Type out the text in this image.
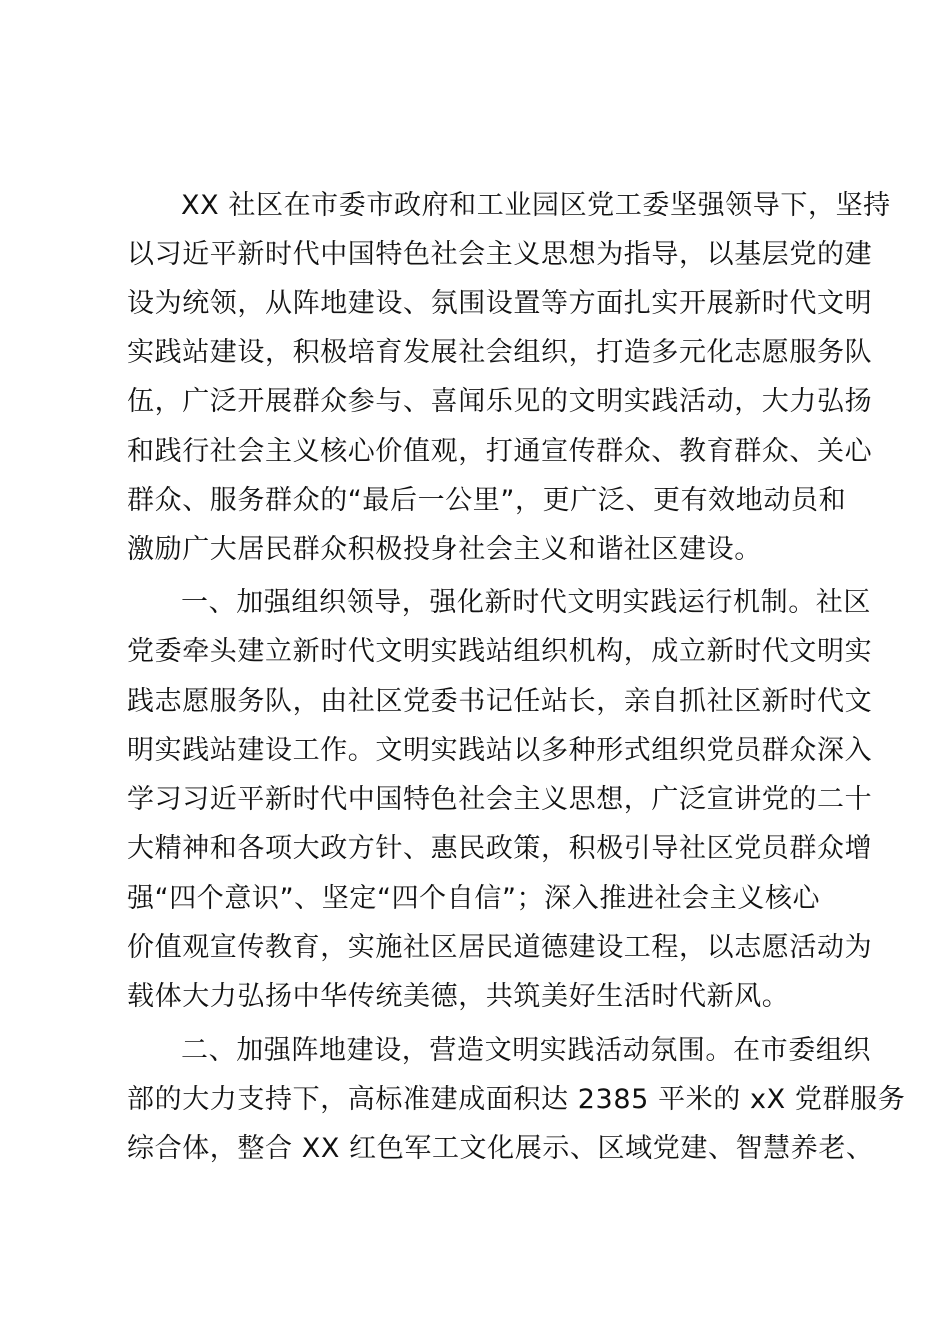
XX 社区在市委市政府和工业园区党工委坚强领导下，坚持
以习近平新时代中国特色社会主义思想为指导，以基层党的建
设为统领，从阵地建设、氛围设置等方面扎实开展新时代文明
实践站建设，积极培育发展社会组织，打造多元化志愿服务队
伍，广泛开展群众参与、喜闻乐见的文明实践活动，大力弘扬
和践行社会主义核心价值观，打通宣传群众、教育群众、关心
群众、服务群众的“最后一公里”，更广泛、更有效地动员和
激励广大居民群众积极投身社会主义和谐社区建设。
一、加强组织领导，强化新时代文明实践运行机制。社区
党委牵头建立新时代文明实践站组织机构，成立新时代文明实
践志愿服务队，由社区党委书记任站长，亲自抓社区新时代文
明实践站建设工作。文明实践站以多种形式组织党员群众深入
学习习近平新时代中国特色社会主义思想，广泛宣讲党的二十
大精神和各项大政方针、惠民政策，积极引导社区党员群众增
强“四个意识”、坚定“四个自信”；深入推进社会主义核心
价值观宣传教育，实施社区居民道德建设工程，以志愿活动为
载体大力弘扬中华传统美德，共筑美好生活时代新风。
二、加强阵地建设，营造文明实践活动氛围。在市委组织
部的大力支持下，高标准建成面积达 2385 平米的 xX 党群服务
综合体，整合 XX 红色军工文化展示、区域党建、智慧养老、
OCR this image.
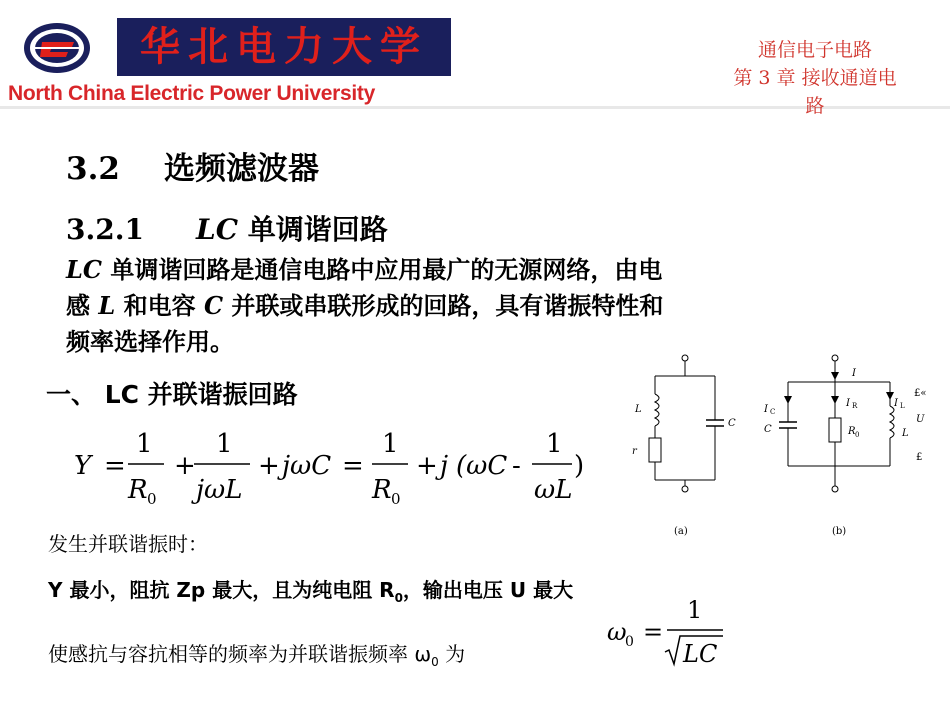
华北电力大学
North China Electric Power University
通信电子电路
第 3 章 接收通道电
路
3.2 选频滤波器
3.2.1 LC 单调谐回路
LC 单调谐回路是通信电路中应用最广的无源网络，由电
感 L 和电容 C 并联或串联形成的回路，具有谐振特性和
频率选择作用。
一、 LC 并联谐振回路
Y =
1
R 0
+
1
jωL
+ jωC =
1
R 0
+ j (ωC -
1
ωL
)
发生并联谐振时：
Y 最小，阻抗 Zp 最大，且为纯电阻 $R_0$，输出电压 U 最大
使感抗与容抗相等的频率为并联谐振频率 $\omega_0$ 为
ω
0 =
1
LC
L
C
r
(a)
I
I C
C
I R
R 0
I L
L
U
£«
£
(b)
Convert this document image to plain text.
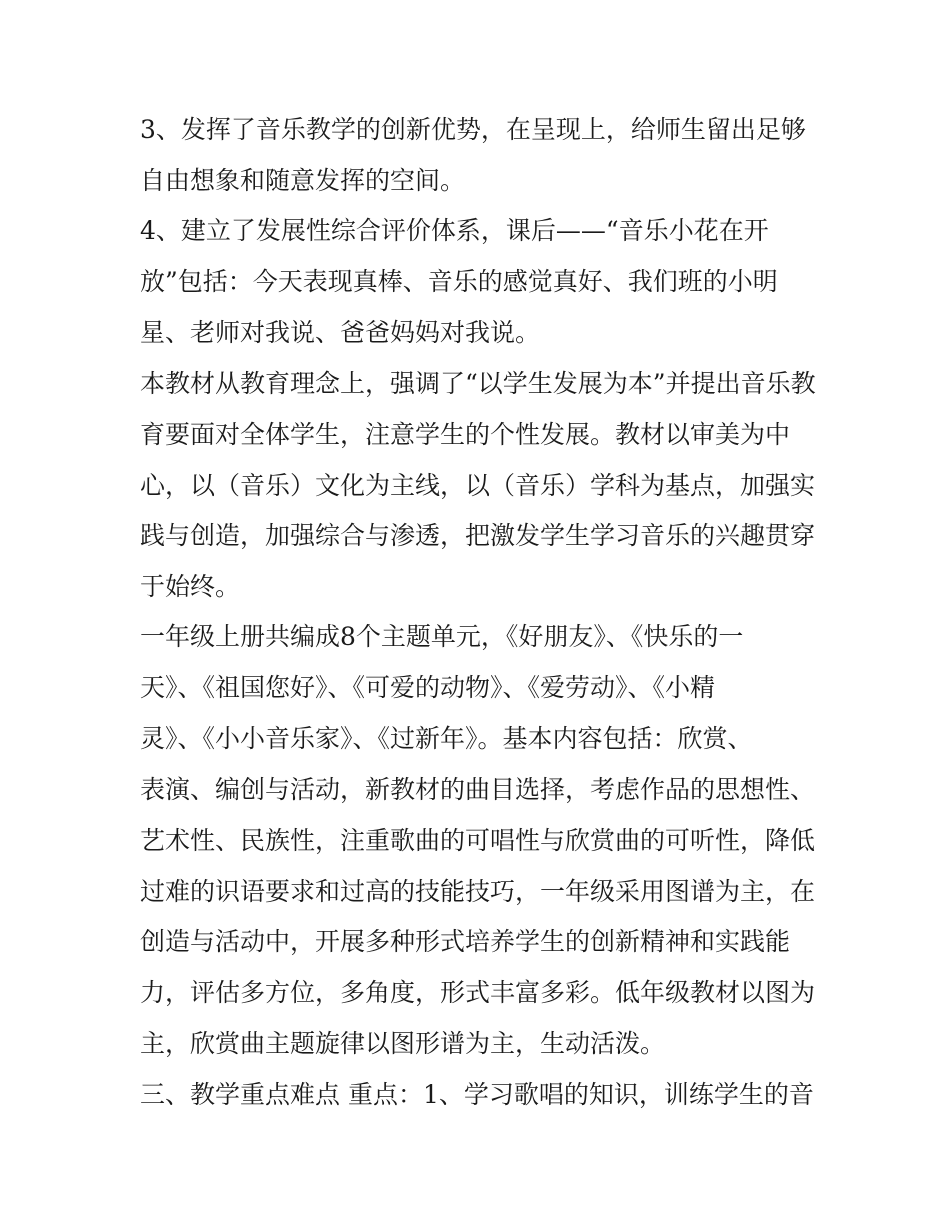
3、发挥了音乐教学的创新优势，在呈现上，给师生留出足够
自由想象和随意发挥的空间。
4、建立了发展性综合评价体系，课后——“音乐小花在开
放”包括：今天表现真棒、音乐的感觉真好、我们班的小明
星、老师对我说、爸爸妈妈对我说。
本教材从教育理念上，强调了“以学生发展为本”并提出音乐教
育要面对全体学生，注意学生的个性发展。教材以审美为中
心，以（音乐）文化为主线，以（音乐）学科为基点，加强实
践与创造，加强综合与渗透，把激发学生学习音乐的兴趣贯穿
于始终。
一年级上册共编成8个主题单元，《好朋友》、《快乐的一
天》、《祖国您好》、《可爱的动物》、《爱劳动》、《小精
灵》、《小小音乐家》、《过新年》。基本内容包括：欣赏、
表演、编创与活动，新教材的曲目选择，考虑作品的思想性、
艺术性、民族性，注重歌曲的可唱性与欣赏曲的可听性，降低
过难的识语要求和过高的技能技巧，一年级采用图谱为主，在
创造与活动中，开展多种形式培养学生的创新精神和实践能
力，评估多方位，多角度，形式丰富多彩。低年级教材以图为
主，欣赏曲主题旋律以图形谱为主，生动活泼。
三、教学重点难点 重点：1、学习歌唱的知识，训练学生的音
◇ ◇ ◇ ◇
● **Stated problem**: Copy out all lines where the word "text" appears.

● **Task response**:
Type out the text in this image.
Convert this document image to plain text.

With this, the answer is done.